Goal:
Extract from the listing each line in which the word "Susanne" appears.

--- Extracted entries ---

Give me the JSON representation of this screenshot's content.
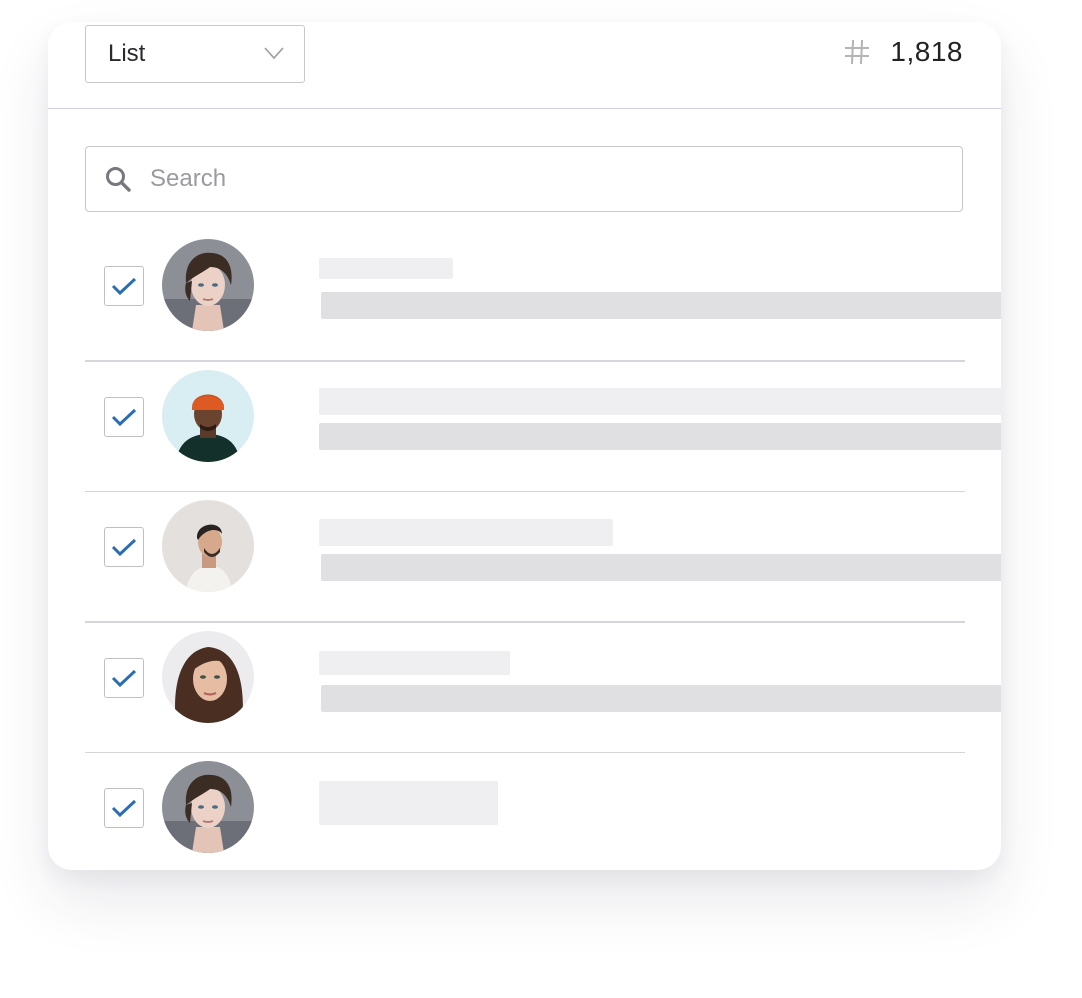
{
  "header": {
    "list_select": {
      "value": "List",
      "icon": "chevron-down-icon"
    },
    "count": {
      "icon": "hash-icon",
      "value": "1,818"
    }
  },
  "search": {
    "placeholder": "Search",
    "value": ""
  },
  "contacts": [
    {
      "checked": true,
      "avatar": "woman-short-brown-hair"
    },
    {
      "checked": true,
      "avatar": "man-orange-beanie"
    },
    {
      "checked": true,
      "avatar": "man-white-turtleneck"
    },
    {
      "checked": true,
      "avatar": "woman-long-brown-hair"
    },
    {
      "checked": true,
      "avatar": "woman-short-brown-hair"
    }
  ],
  "colors": {
    "check_blue": "#2a6db5",
    "skeleton_light": "#efeef1",
    "skeleton_dark": "#e0dfe2",
    "divider": "#d6d6da"
  }
}
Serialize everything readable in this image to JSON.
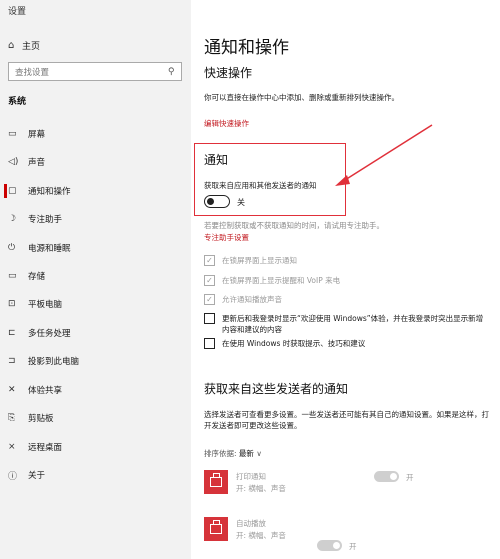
{
  "window": {
    "title": "设置"
  },
  "sidebar": {
    "home_label": "主页",
    "search_placeholder": "查找设置",
    "section": "系统",
    "items": [
      {
        "label": "屏幕",
        "icon": "monitor-icon"
      },
      {
        "label": "声音",
        "icon": "speaker-icon"
      },
      {
        "label": "通知和操作",
        "icon": "notification-icon",
        "active": true
      },
      {
        "label": "专注助手",
        "icon": "moon-icon"
      },
      {
        "label": "电源和睡眠",
        "icon": "power-icon"
      },
      {
        "label": "存储",
        "icon": "storage-icon"
      },
      {
        "label": "平板电脑",
        "icon": "tablet-icon"
      },
      {
        "label": "多任务处理",
        "icon": "multitask-icon"
      },
      {
        "label": "投影到此电脑",
        "icon": "project-icon"
      },
      {
        "label": "体验共享",
        "icon": "share-icon"
      },
      {
        "label": "剪贴板",
        "icon": "clipboard-icon"
      },
      {
        "label": "远程桌面",
        "icon": "remote-icon"
      },
      {
        "label": "关于",
        "icon": "info-icon"
      }
    ]
  },
  "main": {
    "page_title": "通知和操作",
    "quick_actions": {
      "title": "快速操作",
      "desc": "你可以直接在操作中心中添加、删除或重新排列快速操作。",
      "edit_link": "编辑快速操作"
    },
    "notifications": {
      "title": "通知",
      "label": "获取来自应用和其他发送者的通知",
      "toggle_state": "关",
      "focus_desc": "若要控制获取或不获取通知的时间，请试用专注助手。",
      "focus_link": "专注助手设置",
      "checkboxes": [
        {
          "label": "在锁屏界面上显示通知",
          "checked": true,
          "disabled": true
        },
        {
          "label": "在锁屏界面上显示提醒和 VoIP 来电",
          "checked": true,
          "disabled": true
        },
        {
          "label": "允许通知播放声音",
          "checked": true,
          "disabled": true
        },
        {
          "label": "更新后和我登录时显示“欢迎使用 Windows”体验，并在我登录时突出显示新增内容和建议的内容",
          "checked": false,
          "disabled": false
        },
        {
          "label": "在使用 Windows 时获取提示、技巧和建议",
          "checked": false,
          "disabled": false
        }
      ]
    },
    "senders": {
      "title": "获取来自这些发送者的通知",
      "desc": "选择发送者可查看更多设置。一些发送者还可能有其自己的通知设置。如果是这样，打开发送者即可更改这些设置。",
      "sort_label": "排序依据:",
      "sort_value": "最新",
      "apps": [
        {
          "name": "打印通知",
          "sub": "开: 横幅、声音",
          "state": "开"
        },
        {
          "name": "自动播放",
          "sub": "开: 横幅、声音",
          "state": "开"
        }
      ]
    }
  }
}
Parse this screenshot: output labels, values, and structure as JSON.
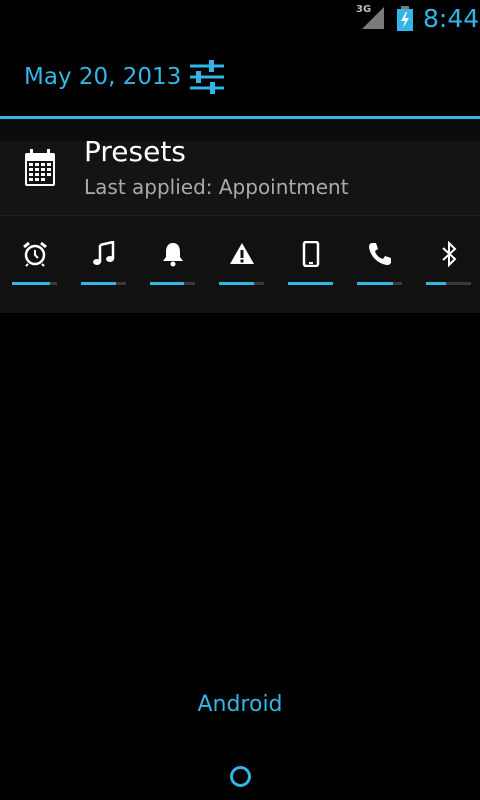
{
  "status_bar": {
    "network": "3G",
    "time": "8:44",
    "accent_color": "#33b5e5"
  },
  "header": {
    "date": "May 20, 2013",
    "settings_icon": "sliders-icon"
  },
  "preset": {
    "icon": "calendar-icon",
    "title": "Presets",
    "subtitle": "Last applied: Appointment"
  },
  "volume_levels": [
    {
      "name": "alarm",
      "icon": "alarm-clock-icon",
      "level": 0.85
    },
    {
      "name": "music",
      "icon": "music-note-icon",
      "level": 0.78
    },
    {
      "name": "ringer",
      "icon": "bell-icon",
      "level": 0.75
    },
    {
      "name": "notification",
      "icon": "warning-icon",
      "level": 0.78
    },
    {
      "name": "system",
      "icon": "phone-device-icon",
      "level": 1.0
    },
    {
      "name": "call",
      "icon": "phone-handset-icon",
      "level": 0.8
    },
    {
      "name": "bluetooth",
      "icon": "bluetooth-icon",
      "level": 0.45
    }
  ],
  "footer": {
    "carrier": "Android"
  }
}
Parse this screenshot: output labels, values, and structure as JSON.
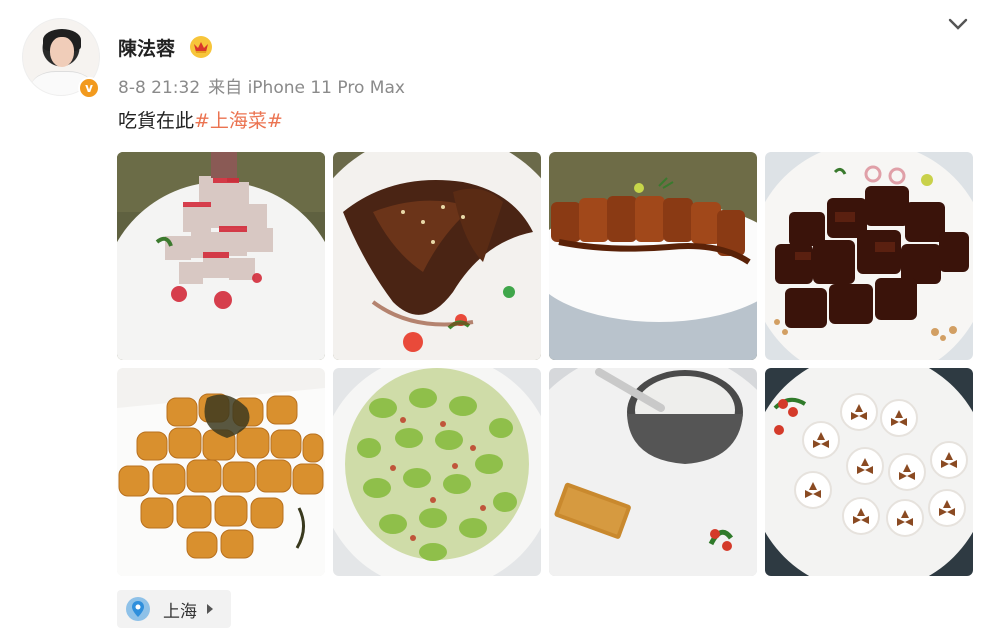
{
  "post": {
    "author": {
      "name": "陳法蓉",
      "verified_icon": "v-badge-icon",
      "member_icon": "crown-icon"
    },
    "meta": {
      "time": "8-8 21:32",
      "source": "来自 iPhone 11 Pro Max"
    },
    "text": {
      "prefix": "吃貨在此",
      "hashtag": "#上海菜#"
    },
    "photos": [
      {
        "name": "photo-tofu-tower"
      },
      {
        "name": "photo-braised-fish"
      },
      {
        "name": "photo-roast-duck"
      },
      {
        "name": "photo-braised-meat"
      },
      {
        "name": "photo-fried-tofu"
      },
      {
        "name": "photo-fava-beans"
      },
      {
        "name": "photo-soup-bowl"
      },
      {
        "name": "photo-flower-rolls"
      }
    ],
    "location": {
      "label": "上海",
      "icon": "location-pin-icon"
    }
  },
  "colors": {
    "hashtag": "#eb7350",
    "meta_gray": "#8a8a8a",
    "verified_orange": "#f29a1e"
  }
}
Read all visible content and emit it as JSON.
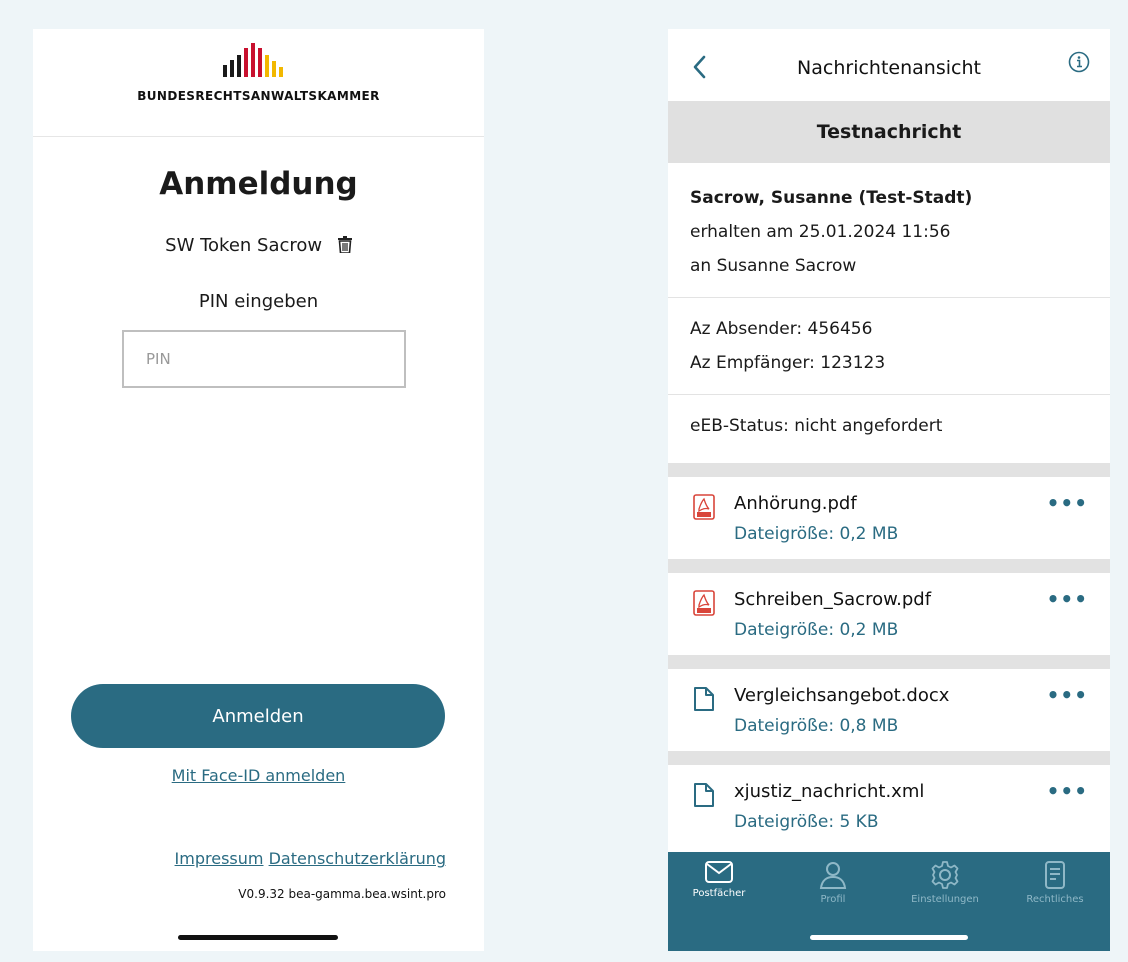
{
  "login_screen": {
    "brand_name": "BUNDESRECHTSANWALTSKAMMER",
    "title": "Anmeldung",
    "token_name": "SW Token Sacrow",
    "pin_label": "PIN eingeben",
    "pin_placeholder": "PIN",
    "pin_value": "",
    "login_button": "Anmelden",
    "faceid_link": "Mit Face-ID anmelden",
    "footer": {
      "impressum": "Impressum",
      "datenschutz": "Datenschutzerklärung",
      "version": "V0.9.32 bea-gamma.bea.wsint.pro"
    },
    "logo_colors": [
      "#1a1a1a",
      "#c8102e",
      "#f2b800"
    ]
  },
  "message_screen": {
    "nav_title": "Nachrichtenansicht",
    "subject": "Testnachricht",
    "sender": "Sacrow, Susanne (Test-Stadt)",
    "received": "erhalten am 25.01.2024 11:56",
    "recipient": "an Susanne Sacrow",
    "az_sender": "Az Absender: 456456",
    "az_recipient": "Az Empfänger: 123123",
    "eeb_status": "eEB-Status: nicht angefordert",
    "attachments": [
      {
        "name": "Anhörung.pdf",
        "size": "Dateigröße: 0,2 MB",
        "icon": "pdf-icon"
      },
      {
        "name": "Schreiben_Sacrow.pdf",
        "size": "Dateigröße: 0,2 MB",
        "icon": "pdf-icon"
      },
      {
        "name": "Vergleichsangebot.docx",
        "size": "Dateigröße: 0,8 MB",
        "icon": "document-icon"
      },
      {
        "name": "xjustiz_nachricht.xml",
        "size": "Dateigröße: 5 KB",
        "icon": "document-icon"
      }
    ],
    "more_label": "•••",
    "tabs": [
      {
        "label": "Postfächer",
        "icon": "mail-icon",
        "active": true
      },
      {
        "label": "Profil",
        "icon": "person-icon",
        "active": false
      },
      {
        "label": "Einstellungen",
        "icon": "gear-icon",
        "active": false
      },
      {
        "label": "Rechtliches",
        "icon": "legal-document-icon",
        "active": false
      }
    ],
    "accent_color": "#2a6b82"
  }
}
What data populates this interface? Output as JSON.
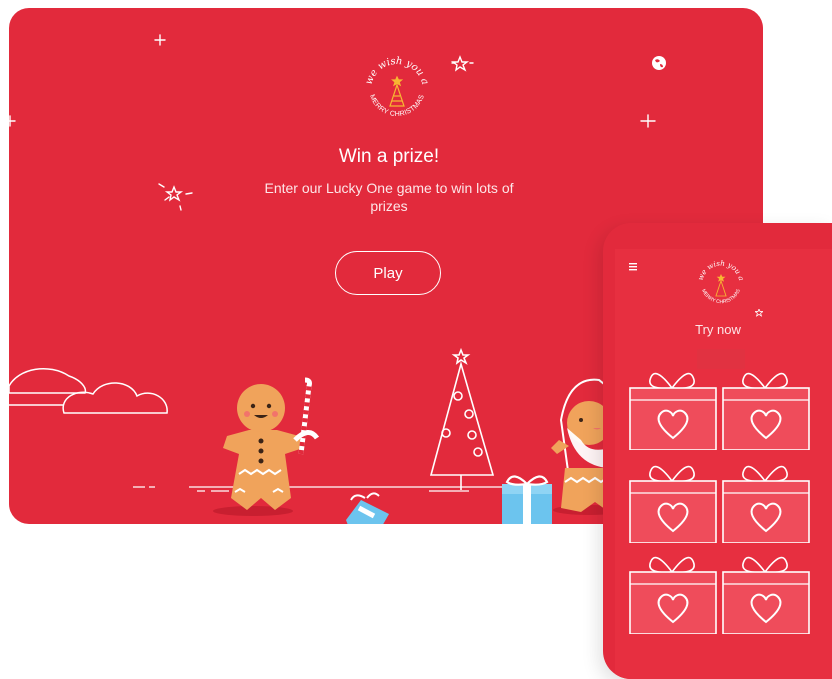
{
  "tablet": {
    "logo": {
      "top_text": "we wish you a",
      "bottom_text": "MERRY CHRISTMAS",
      "icon": "christmas-tree-icon"
    },
    "title": "Win a prize!",
    "subtitle": "Enter our Lucky One game to win lots of prizes",
    "play_button": "Play",
    "globe_icon": "globe-icon"
  },
  "phone": {
    "menu_icon": "hamburger-menu-icon",
    "logo": {
      "top_text": "we wish you a",
      "bottom_text": "MERRY CHRISTMAS"
    },
    "try_now": "Try now",
    "gifts": [
      "gift-1",
      "gift-2",
      "gift-3",
      "gift-4",
      "gift-5",
      "gift-6"
    ]
  },
  "colors": {
    "background_red": "#e22a3c",
    "gift_red": "#ef4c5b",
    "line_white": "#ffffff",
    "gingerbread": "#f0a35b",
    "present_blue": "#6cc4ee"
  }
}
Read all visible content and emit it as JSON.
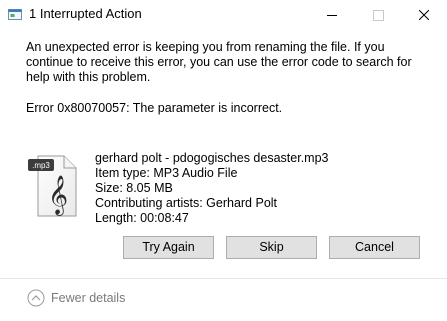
{
  "window": {
    "title": "1 Interrupted Action",
    "app_icon": "file-move-icon",
    "controls": {
      "minimize_icon": "minimize-icon",
      "maximize_icon": "maximize-icon",
      "close_icon": "close-icon"
    }
  },
  "message": {
    "text": "An unexpected error is keeping you from renaming the file. If you continue to receive this error, you can use the error code to search for help with this problem.",
    "error": "Error 0x80070057: The parameter is incorrect."
  },
  "file": {
    "icon": "mp3-file-icon",
    "icon_badge": ".mp3",
    "name": "gerhard polt - pdogogisches desaster.mp3",
    "item_type": "Item type: MP3 Audio File",
    "size": "Size: 8.05 MB",
    "artists": "Contributing artists: Gerhard Polt",
    "length": "Length: 00:08:47"
  },
  "buttons": {
    "try_again": "Try Again",
    "skip": "Skip",
    "cancel": "Cancel"
  },
  "footer": {
    "fewer_details": "Fewer details",
    "icon": "chevron-up-circle-icon"
  },
  "colors": {
    "button_bg": "#e1e1e1",
    "button_border": "#adadad",
    "footer_text": "#7a7a7a"
  }
}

---

Output for this task:
    "sender": "Sacrow, Susanne (Test-Stadt)",
    "recipient": "an Susanne Sacrow",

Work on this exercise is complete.